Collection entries
------

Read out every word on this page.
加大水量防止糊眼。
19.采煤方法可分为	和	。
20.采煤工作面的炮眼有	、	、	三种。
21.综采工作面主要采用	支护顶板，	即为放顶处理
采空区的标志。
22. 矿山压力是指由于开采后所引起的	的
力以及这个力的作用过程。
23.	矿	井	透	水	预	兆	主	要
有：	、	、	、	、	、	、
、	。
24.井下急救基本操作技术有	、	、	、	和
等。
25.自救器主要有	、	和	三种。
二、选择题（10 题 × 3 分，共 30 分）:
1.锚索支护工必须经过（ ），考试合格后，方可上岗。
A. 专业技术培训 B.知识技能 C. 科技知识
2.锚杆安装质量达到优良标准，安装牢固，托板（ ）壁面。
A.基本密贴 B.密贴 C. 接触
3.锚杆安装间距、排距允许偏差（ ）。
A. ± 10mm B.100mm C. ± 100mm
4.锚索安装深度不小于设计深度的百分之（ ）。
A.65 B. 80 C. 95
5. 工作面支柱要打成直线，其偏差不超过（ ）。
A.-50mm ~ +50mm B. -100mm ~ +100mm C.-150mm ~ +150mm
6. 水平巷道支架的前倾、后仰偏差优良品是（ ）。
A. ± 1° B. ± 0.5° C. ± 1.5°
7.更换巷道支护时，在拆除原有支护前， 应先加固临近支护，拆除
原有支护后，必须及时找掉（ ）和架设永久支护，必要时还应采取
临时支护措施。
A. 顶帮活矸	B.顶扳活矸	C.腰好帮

------

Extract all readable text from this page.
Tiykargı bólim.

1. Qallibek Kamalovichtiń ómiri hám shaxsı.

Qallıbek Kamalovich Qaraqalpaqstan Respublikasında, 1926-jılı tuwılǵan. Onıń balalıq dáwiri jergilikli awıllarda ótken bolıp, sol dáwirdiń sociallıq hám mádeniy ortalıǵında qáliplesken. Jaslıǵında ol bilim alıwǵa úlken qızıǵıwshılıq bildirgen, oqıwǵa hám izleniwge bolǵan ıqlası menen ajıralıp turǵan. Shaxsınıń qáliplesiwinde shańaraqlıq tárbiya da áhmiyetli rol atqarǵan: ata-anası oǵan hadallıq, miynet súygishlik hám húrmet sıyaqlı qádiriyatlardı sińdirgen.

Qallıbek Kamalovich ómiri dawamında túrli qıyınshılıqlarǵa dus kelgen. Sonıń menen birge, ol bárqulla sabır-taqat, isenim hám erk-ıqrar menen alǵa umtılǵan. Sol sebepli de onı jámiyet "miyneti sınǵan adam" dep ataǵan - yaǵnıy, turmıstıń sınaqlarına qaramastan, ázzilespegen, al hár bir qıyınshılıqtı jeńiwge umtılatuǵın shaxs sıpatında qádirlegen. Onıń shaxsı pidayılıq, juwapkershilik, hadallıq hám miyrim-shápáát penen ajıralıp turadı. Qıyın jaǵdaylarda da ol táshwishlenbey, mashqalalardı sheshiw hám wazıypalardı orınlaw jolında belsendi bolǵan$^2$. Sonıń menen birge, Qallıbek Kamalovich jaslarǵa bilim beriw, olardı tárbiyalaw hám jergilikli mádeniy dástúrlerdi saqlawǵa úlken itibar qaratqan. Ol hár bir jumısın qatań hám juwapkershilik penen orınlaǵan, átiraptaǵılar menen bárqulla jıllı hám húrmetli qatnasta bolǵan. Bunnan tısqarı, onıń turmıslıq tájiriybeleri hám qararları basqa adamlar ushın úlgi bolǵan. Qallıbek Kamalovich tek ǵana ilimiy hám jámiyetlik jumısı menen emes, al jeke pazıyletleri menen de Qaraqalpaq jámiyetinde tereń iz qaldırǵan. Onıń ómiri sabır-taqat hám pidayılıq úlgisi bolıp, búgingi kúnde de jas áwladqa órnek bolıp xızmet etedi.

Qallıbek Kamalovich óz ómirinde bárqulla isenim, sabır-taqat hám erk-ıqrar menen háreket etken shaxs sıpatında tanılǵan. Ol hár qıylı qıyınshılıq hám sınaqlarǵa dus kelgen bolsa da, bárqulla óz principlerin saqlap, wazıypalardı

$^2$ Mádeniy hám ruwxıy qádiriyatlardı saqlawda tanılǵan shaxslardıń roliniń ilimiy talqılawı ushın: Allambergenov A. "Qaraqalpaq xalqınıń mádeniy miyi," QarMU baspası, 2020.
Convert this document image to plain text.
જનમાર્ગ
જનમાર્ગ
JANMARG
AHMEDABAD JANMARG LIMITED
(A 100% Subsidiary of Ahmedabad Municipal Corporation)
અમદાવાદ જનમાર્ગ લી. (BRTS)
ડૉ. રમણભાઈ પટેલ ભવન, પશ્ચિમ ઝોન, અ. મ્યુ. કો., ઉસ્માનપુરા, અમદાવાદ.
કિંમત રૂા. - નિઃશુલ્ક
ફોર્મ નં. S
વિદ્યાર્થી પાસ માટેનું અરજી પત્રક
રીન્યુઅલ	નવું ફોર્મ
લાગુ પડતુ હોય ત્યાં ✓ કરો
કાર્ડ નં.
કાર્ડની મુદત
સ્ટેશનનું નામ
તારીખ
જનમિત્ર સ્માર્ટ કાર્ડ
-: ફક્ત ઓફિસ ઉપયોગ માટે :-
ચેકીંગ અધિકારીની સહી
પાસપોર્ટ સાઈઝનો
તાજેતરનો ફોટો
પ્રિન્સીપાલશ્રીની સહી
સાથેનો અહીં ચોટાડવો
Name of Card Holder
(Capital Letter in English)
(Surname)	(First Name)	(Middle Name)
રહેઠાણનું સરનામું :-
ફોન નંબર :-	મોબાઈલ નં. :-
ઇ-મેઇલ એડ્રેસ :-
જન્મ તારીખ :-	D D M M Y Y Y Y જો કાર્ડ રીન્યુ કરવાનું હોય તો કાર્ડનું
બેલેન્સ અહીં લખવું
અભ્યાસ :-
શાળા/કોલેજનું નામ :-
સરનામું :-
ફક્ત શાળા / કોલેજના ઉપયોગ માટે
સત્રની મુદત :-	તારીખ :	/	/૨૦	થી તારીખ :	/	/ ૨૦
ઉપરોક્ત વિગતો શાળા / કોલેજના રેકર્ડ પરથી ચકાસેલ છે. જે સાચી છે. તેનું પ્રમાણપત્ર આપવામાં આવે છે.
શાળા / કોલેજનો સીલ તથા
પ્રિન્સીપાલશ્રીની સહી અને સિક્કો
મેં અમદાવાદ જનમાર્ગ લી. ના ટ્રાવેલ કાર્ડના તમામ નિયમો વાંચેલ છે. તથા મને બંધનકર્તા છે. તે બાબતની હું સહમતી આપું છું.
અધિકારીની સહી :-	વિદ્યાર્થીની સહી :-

------

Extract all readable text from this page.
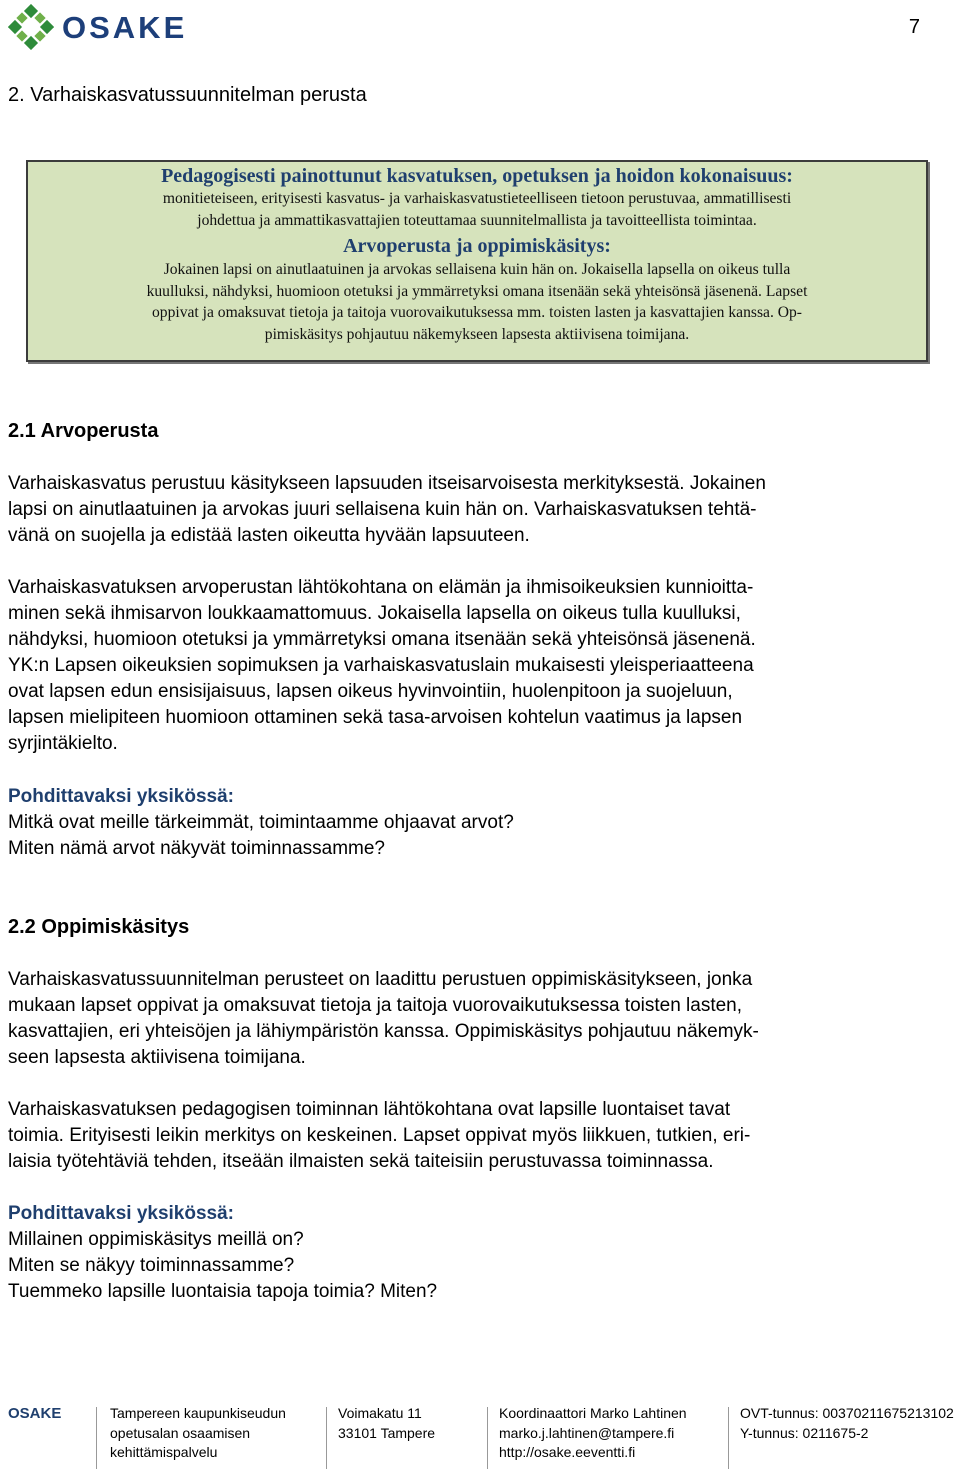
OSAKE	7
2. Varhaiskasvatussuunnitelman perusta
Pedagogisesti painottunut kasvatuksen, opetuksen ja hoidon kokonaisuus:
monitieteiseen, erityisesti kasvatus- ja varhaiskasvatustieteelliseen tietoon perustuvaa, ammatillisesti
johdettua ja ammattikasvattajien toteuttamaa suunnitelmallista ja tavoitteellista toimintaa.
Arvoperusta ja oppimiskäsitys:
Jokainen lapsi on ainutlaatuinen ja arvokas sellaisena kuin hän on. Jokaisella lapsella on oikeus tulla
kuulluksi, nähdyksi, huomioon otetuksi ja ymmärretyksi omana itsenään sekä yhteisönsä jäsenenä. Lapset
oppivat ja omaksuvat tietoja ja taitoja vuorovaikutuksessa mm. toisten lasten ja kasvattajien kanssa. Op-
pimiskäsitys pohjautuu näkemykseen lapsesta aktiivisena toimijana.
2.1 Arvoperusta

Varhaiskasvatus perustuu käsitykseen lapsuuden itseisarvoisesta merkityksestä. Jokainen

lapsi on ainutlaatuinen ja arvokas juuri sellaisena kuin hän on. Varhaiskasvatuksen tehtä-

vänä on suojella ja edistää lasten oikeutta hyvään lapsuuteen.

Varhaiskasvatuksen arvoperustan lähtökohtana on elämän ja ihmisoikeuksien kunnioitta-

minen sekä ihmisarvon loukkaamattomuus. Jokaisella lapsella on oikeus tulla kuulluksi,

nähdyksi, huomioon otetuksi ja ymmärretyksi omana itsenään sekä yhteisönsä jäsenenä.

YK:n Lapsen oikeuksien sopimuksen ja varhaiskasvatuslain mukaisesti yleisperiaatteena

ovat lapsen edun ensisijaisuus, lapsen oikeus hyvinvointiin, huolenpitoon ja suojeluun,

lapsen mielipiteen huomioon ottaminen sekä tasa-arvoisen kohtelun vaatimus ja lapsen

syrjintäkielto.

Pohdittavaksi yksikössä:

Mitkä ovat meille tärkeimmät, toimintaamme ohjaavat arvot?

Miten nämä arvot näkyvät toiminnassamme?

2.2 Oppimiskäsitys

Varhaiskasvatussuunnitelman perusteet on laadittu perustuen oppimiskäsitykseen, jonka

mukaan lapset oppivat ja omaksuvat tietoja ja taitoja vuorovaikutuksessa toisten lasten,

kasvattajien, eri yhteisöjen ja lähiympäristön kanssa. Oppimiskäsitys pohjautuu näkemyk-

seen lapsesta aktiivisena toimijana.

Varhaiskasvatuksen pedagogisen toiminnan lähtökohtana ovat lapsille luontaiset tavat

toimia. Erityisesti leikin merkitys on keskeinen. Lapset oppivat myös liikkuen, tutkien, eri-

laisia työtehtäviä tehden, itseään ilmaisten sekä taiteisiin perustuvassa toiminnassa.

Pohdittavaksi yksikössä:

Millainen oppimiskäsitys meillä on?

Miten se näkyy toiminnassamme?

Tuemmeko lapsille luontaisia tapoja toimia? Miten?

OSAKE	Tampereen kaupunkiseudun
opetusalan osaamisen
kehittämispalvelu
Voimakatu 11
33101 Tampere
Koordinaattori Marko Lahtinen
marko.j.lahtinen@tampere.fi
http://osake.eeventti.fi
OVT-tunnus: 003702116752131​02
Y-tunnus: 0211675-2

------

Stated goal ::
Return from the data every line that holds "tulla".

Solution for this exercise ::
Jokainen lapsi on ainutlaatuinen ja arvokas sellaisena kuin hän on. Jokaisella lapsella on oikeus tulla
minen sekä ihmisarvon loukkaamattomuus. Jokaisella lapsella on oikeus tulla kuulluksi,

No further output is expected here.